**TEXT SHOWN:**
# # # #
I have two different vectors that have different kinds of maps with similar data but different properties. I know what properties I want to compare in each map and want the results where for example property :a in vector a equals property :b in vector b but property :c in vector a doesn't equal property :din vector b

noisesmith19:02:04

@josmith2016 OK - so something like this - I wasn't sure because it didn't return anything interesting with your example data and rules http://ix.io/Qkw

noisesmith19:02:05

for comparing :a in x and :b and y and visa versa this is a neat trick: (apply = (map :a [x y]) (map :b [y x])) - maybe too clever but it works

Elena19:02:09

I have a dataset that I give as an input to a function I am spec'ing. This dataset can be either of two types, let's call them A and B. How would I go about spec'ing it?

Elena19:02:33

Type A is an atom, and I can dereference it, and type B is a PersistentArrayMap.

mfikes20:02:51

@elena.caraba The general idea would be to use s/or. If the value is an atom, is your intent to validate the atom's contents? And, is the atom A expected to hold a map that satisfies to the same spec that B would?

Elena14:02:04

Thank you! The answers are yes and yes

mathpunk21:02:30

I have some time data to work with. I pulled in clj-time. To my surprise, (inst? (time/now)) is not true, as time/now gives a org.joda.time.DateTime object. I don't know anything about Java time and date libraries; is there a reason to prefer one over another? I.e. should I write my own predicate for a spec or have a chosen a weird option for representing times?

mfikes21:02:16

@mathpunk If you only need to timestamp things, you could get away with (Date.)

mathpunk21:02:18

@mfikes I have a mix of timestamps, and date stamps (no time)

mathpunk21:02:33

so I brought in org.joda.time.LocalDate

mathpunk21:02:07

I have heard that dealing with time and computers is...... challenging 🙂

mfikes21:02:29

Ahh, what I meant by that: If you only need to tag things with an instant in time, you could use (Date.), but if you need to start to manipulate time values, or access their sub-parts, then the question of "Which library?" becomes relevant.

mfikes21:02:24

For example Clojure/(Script) #inst "2014" and inst? for very simple time stamping is sufficient for many use cases, and in that case you can just rely on what is in the core language.

mfikes21:02:59

It is surprising that cljs-time hasn't extended the Inst protocol to their "instant-like" time values. Hrm.

Alex Miller (Clojure team)21:02:54

well that’s new in 1.9

seancorfield21:02:53

@mathpunk I'm one of the maintainers of clj-time but I'd recommend looking at clojure.java-time which is a wrapper around the built-in Java Time stuff (added in Java 8).

seancorfield21:02:59

boot -d clojure.java-time repl
...
boot.user=> (require '[java-time :as jt])
# # # #
**RECORD SET:**

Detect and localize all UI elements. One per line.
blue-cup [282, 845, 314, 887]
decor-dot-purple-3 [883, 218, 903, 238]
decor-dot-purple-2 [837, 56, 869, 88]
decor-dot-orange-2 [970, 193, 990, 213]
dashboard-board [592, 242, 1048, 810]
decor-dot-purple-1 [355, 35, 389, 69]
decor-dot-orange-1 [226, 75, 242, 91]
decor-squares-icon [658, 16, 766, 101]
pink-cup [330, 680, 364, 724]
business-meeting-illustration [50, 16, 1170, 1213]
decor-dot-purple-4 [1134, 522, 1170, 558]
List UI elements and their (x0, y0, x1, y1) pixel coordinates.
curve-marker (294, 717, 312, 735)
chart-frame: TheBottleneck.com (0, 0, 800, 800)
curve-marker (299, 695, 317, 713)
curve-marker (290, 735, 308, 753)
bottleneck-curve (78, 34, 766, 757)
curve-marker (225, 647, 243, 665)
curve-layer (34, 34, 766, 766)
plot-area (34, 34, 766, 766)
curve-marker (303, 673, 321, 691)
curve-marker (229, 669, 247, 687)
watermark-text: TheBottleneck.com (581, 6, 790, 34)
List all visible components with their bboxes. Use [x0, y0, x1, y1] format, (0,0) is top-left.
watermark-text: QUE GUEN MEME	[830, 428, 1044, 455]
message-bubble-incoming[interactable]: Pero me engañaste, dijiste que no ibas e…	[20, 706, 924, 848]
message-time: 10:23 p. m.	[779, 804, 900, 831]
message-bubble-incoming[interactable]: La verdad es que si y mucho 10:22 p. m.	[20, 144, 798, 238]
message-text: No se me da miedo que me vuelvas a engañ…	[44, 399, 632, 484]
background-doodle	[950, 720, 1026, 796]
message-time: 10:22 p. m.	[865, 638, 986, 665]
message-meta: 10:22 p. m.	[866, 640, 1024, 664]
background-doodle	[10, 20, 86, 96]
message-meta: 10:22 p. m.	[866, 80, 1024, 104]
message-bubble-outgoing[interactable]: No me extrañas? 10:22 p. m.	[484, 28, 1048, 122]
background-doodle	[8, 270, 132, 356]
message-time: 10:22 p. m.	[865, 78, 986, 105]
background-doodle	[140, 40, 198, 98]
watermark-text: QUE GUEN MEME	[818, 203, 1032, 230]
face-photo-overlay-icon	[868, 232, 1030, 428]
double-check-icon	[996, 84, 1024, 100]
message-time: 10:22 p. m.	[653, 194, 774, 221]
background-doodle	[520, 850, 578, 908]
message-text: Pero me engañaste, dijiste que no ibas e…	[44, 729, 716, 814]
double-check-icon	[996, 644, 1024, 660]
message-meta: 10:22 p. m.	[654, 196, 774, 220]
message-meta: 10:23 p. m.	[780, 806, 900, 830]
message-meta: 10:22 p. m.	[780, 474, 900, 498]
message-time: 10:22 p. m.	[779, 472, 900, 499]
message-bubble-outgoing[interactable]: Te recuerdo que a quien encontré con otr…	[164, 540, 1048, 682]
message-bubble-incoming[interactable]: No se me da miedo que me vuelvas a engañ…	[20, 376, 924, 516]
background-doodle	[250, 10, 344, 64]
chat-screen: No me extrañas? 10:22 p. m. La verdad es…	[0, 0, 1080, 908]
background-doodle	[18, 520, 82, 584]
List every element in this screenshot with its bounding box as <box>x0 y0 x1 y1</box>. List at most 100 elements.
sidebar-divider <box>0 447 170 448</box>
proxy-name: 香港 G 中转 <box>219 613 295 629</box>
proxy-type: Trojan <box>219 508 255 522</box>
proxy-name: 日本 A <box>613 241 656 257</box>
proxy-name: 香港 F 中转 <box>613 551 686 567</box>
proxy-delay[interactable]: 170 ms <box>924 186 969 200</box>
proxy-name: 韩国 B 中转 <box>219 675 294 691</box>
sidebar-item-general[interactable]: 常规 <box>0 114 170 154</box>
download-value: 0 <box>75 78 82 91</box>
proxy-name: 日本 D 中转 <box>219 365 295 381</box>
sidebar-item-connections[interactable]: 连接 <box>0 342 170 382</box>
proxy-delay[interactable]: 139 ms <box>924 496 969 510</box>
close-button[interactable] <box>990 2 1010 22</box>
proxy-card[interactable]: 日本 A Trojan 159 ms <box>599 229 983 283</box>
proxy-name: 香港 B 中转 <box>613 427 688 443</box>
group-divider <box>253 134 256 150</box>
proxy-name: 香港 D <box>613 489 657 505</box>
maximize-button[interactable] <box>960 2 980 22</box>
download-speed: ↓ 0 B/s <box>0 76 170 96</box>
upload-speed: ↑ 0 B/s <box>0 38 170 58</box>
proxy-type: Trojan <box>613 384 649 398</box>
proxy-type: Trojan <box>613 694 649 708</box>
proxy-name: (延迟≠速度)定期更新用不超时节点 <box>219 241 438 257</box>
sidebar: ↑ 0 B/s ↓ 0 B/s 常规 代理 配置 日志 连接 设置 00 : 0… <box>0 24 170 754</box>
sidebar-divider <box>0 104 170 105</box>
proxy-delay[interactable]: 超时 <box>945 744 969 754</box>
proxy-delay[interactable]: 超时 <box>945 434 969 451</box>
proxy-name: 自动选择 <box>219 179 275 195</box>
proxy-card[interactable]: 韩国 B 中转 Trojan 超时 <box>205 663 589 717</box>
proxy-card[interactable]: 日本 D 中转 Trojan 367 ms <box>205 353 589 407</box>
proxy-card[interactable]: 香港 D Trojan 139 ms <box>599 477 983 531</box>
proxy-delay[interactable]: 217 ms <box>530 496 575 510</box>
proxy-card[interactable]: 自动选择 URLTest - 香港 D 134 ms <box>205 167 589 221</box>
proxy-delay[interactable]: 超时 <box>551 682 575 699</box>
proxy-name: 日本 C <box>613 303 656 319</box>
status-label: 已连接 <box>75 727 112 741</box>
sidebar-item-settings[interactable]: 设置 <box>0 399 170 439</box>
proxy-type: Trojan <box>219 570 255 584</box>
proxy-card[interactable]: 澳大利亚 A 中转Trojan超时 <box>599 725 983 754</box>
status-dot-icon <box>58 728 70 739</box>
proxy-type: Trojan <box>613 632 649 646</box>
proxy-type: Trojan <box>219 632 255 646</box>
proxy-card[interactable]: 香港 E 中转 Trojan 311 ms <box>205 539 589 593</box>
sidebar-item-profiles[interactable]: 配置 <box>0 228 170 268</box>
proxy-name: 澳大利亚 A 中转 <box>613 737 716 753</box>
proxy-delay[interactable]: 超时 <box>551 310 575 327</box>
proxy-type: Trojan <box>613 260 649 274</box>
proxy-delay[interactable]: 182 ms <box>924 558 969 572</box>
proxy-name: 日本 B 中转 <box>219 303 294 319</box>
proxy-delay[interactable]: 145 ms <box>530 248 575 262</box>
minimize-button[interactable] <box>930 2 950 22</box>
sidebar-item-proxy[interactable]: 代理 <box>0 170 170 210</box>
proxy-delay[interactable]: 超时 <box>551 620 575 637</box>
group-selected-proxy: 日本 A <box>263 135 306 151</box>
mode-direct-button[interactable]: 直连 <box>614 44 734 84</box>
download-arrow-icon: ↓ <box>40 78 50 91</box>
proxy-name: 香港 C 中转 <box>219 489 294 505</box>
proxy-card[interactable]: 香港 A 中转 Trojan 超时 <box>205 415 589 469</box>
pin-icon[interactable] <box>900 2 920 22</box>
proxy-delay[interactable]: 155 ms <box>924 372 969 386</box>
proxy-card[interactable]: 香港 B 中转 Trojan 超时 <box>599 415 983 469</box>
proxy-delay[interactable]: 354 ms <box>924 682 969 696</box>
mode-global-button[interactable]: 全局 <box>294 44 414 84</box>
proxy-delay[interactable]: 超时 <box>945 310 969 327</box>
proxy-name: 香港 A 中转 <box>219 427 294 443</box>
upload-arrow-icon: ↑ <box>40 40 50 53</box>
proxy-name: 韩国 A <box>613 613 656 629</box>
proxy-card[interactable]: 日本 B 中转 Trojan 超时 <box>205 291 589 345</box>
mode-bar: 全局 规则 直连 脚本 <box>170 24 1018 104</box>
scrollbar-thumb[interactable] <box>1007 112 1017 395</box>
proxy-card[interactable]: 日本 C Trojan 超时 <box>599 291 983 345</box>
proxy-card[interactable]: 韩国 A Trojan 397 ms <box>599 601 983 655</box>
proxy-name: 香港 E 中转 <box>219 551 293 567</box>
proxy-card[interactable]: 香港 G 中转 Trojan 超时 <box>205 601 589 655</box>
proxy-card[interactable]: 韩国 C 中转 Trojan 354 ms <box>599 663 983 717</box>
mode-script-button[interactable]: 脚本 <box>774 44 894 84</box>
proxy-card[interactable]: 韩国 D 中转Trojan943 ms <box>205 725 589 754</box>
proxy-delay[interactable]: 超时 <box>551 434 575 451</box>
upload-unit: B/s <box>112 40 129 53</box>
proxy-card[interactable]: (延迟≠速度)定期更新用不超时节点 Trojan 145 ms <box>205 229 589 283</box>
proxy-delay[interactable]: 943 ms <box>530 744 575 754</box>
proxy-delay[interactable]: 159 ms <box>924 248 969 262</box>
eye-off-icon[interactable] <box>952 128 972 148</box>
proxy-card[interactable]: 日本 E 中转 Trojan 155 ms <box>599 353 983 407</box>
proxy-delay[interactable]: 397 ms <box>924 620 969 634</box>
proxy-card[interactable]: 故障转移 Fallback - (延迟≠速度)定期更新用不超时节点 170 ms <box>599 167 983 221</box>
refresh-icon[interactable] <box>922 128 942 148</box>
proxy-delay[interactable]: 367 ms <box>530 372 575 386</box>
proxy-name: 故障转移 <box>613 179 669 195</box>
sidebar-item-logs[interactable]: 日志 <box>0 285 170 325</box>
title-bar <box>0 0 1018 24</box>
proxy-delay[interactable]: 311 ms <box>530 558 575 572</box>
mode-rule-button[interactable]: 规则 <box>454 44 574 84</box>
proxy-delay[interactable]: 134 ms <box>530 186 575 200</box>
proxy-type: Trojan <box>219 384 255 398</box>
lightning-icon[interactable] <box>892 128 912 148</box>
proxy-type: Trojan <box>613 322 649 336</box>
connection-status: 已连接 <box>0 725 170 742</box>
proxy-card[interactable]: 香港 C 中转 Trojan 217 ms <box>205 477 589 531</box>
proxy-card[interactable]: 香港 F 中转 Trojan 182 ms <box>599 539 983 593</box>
# # # #
**WORK REQUIRED:**
Copy the chat word for word, starting at "I have two different" and ending at "about spec'ing it?". The entries come from a different source than the chat.

**WRITTEN REPLY:**
I have two different vectors that have different kinds of maps with similar data but different properties. I know what properties I want to compare in each map and want the results where for example property :a in vector a equals property :b in vector b but property :c in vector a doesn't equal property :din vector b

noisesmith19:02:04

@josmith2016 OK - so something like this - I wasn't sure because it didn't return anything interesting with your example data and rules http://ix.io/Qkw

noisesmith19:02:05

for comparing :a in x and :b and y and visa versa this is a neat trick: (apply = (map :a [x y]) (map :b [y x])) - maybe too clever but it works

Elena19:02:09

I have a dataset that I give as an input to a function I am spec'ing. This dataset can be either of two types, let's call them A and B. How would I go about spec'ing it?